** BEGIN Records provided **

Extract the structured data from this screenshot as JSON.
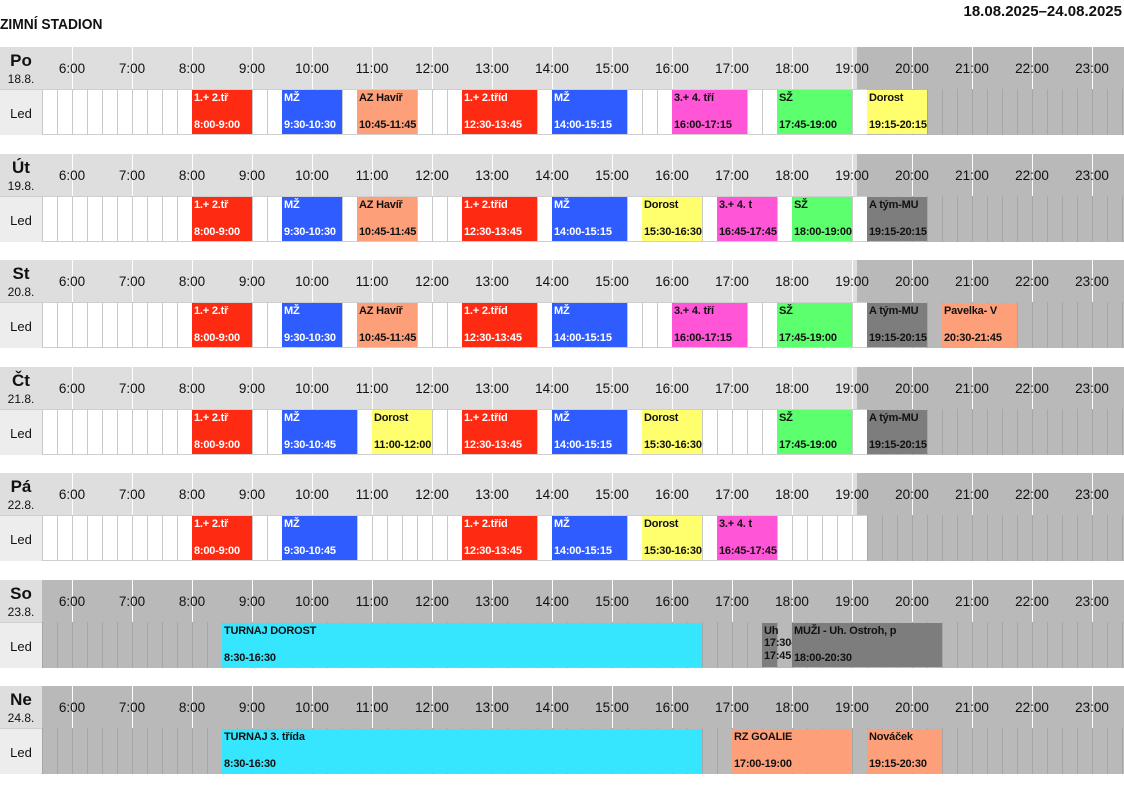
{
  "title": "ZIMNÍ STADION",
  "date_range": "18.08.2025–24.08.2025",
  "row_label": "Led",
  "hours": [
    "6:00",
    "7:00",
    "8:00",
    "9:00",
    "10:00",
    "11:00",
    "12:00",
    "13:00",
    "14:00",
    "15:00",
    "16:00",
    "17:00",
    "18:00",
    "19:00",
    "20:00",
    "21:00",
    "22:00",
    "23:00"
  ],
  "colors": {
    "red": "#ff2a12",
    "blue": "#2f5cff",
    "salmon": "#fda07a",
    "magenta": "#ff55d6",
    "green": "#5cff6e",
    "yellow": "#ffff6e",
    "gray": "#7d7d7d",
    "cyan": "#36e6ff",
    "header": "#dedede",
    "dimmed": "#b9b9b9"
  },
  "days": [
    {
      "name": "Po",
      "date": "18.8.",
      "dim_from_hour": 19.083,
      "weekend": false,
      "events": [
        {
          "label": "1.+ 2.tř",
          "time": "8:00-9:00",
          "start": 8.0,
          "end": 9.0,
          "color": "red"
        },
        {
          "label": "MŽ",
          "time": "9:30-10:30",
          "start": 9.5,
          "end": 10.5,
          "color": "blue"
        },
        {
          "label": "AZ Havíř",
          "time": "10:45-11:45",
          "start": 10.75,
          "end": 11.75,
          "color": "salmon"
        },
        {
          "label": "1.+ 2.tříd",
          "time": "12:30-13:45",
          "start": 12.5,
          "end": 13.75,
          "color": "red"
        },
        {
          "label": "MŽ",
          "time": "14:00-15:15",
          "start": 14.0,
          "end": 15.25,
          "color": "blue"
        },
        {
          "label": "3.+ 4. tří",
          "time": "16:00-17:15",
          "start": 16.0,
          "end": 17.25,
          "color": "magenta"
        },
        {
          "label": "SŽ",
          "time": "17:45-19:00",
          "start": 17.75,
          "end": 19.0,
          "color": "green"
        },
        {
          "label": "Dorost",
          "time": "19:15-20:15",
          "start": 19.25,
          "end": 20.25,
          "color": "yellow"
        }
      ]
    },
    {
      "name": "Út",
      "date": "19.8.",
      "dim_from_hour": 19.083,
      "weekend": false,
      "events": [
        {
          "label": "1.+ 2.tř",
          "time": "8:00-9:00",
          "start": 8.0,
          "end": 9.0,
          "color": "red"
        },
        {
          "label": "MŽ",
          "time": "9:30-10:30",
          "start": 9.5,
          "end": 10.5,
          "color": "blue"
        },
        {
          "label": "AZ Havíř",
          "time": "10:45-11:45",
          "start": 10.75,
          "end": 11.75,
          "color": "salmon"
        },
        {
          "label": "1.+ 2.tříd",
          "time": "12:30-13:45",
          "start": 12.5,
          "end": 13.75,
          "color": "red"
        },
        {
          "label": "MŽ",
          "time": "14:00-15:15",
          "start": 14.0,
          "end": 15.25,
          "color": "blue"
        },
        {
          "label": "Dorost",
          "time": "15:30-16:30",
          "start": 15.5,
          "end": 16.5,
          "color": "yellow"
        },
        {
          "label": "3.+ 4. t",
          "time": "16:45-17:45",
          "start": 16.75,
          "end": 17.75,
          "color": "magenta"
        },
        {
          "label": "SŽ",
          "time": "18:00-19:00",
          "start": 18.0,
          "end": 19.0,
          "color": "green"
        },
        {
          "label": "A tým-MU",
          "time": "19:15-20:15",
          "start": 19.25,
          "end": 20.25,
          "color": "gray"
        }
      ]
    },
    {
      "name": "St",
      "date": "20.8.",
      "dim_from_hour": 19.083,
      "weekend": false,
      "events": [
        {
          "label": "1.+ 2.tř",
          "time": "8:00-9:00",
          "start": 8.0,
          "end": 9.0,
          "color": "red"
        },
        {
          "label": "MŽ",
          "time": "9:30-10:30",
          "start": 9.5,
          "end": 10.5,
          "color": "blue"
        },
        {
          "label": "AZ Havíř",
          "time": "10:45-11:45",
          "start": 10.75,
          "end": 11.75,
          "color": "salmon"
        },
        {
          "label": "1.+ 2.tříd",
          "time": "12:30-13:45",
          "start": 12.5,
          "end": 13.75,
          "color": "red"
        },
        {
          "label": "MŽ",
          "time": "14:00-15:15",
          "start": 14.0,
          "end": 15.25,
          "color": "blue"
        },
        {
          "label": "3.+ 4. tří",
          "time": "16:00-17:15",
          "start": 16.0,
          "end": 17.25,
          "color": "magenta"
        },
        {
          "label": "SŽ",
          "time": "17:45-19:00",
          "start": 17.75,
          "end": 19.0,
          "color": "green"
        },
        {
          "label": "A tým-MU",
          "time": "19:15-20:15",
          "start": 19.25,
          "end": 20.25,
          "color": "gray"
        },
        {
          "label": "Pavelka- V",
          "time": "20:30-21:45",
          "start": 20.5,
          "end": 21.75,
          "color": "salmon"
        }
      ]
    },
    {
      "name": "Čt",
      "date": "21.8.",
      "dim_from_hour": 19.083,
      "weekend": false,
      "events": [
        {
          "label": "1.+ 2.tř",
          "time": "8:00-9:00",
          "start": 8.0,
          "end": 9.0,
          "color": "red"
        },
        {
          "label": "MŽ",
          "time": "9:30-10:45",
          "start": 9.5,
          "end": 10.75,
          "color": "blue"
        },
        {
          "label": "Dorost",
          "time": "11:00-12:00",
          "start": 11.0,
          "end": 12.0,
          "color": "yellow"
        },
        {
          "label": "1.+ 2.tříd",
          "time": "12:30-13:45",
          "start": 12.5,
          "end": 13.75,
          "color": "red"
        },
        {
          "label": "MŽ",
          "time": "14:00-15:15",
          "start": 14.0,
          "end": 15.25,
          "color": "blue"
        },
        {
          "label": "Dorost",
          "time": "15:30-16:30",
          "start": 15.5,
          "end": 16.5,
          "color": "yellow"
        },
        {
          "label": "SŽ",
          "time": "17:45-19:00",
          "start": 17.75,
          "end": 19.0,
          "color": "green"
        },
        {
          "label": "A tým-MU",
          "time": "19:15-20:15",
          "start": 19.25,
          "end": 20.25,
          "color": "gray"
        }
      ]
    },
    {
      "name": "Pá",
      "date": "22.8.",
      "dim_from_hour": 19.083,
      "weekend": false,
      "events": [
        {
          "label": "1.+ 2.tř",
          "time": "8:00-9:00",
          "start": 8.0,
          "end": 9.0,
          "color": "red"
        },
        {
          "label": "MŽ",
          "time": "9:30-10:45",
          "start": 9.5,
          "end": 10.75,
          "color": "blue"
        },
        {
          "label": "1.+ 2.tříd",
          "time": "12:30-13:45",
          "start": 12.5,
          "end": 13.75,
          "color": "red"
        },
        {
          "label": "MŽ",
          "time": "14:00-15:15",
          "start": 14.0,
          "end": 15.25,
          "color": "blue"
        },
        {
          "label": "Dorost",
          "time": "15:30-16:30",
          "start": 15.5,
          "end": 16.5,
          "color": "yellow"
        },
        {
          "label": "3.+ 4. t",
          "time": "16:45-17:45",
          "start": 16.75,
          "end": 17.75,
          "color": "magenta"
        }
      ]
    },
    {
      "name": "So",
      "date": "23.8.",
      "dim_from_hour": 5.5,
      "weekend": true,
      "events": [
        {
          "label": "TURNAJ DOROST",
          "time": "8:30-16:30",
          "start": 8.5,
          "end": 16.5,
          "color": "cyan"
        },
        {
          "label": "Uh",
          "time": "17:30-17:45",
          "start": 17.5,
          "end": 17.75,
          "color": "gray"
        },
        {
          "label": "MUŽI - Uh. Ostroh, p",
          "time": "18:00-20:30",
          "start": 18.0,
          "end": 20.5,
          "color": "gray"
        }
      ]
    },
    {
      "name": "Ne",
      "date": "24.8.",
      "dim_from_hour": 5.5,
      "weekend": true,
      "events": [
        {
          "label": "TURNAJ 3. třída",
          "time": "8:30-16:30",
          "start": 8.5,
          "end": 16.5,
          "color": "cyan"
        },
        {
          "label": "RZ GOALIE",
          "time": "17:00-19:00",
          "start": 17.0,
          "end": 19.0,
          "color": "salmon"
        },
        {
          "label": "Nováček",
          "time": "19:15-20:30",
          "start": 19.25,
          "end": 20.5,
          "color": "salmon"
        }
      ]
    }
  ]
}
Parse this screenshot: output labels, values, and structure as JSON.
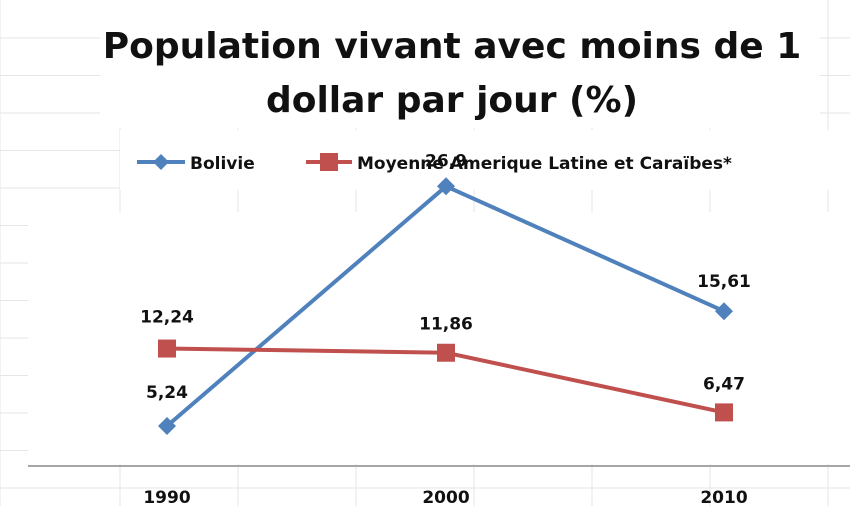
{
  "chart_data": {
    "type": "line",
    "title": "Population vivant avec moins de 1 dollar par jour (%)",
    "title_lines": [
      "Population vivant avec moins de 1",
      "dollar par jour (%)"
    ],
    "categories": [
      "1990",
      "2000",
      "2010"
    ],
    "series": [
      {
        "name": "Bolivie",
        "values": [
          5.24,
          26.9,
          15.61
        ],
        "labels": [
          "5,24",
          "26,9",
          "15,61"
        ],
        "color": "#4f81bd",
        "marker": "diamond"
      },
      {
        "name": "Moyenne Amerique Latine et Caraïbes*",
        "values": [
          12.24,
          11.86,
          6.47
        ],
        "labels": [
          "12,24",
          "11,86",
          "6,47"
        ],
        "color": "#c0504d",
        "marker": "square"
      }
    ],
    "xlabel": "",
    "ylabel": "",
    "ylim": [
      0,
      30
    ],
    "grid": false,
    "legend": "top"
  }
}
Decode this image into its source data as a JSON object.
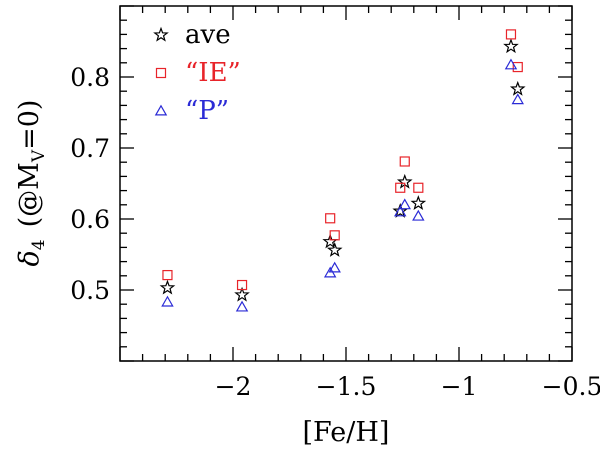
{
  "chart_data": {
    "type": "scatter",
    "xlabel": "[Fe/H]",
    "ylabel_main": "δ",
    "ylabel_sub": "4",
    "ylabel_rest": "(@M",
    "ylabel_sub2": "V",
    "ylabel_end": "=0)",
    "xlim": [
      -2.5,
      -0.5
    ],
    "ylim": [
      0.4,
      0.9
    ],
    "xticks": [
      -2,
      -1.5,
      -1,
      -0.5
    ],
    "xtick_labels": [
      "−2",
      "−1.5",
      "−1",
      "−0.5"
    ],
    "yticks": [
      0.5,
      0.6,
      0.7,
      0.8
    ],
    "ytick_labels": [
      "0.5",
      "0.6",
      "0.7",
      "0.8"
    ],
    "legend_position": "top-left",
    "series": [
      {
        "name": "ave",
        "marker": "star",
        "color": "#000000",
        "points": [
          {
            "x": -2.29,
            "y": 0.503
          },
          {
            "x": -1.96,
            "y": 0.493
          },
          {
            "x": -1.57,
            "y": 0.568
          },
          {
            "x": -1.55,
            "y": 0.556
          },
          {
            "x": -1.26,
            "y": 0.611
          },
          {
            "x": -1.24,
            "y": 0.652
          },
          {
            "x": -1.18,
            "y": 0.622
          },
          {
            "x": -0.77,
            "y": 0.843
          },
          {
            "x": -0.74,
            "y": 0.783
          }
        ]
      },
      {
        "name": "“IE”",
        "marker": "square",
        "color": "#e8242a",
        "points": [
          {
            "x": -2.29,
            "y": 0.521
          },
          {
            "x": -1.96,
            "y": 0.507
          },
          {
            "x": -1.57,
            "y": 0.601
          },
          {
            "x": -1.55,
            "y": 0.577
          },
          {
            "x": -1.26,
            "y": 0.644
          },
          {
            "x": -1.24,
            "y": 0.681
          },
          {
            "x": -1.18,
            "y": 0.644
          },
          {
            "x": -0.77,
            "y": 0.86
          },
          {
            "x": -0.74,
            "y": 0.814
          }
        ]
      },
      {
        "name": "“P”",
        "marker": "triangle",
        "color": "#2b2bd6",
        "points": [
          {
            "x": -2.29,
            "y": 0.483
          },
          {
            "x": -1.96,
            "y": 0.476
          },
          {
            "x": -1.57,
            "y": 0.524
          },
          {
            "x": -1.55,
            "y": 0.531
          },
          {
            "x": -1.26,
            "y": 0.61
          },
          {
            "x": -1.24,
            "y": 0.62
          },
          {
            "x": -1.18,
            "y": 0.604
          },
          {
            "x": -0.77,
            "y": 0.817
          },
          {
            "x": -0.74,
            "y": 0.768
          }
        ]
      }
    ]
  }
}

** END Records provided **

Task directions >> Where a line above contains the string "screenshot", copy that line.

Right answer >>
Extract the structured data from this screenshot as JSON.
Parse this screenshot: output labels, values, and structure as JSON.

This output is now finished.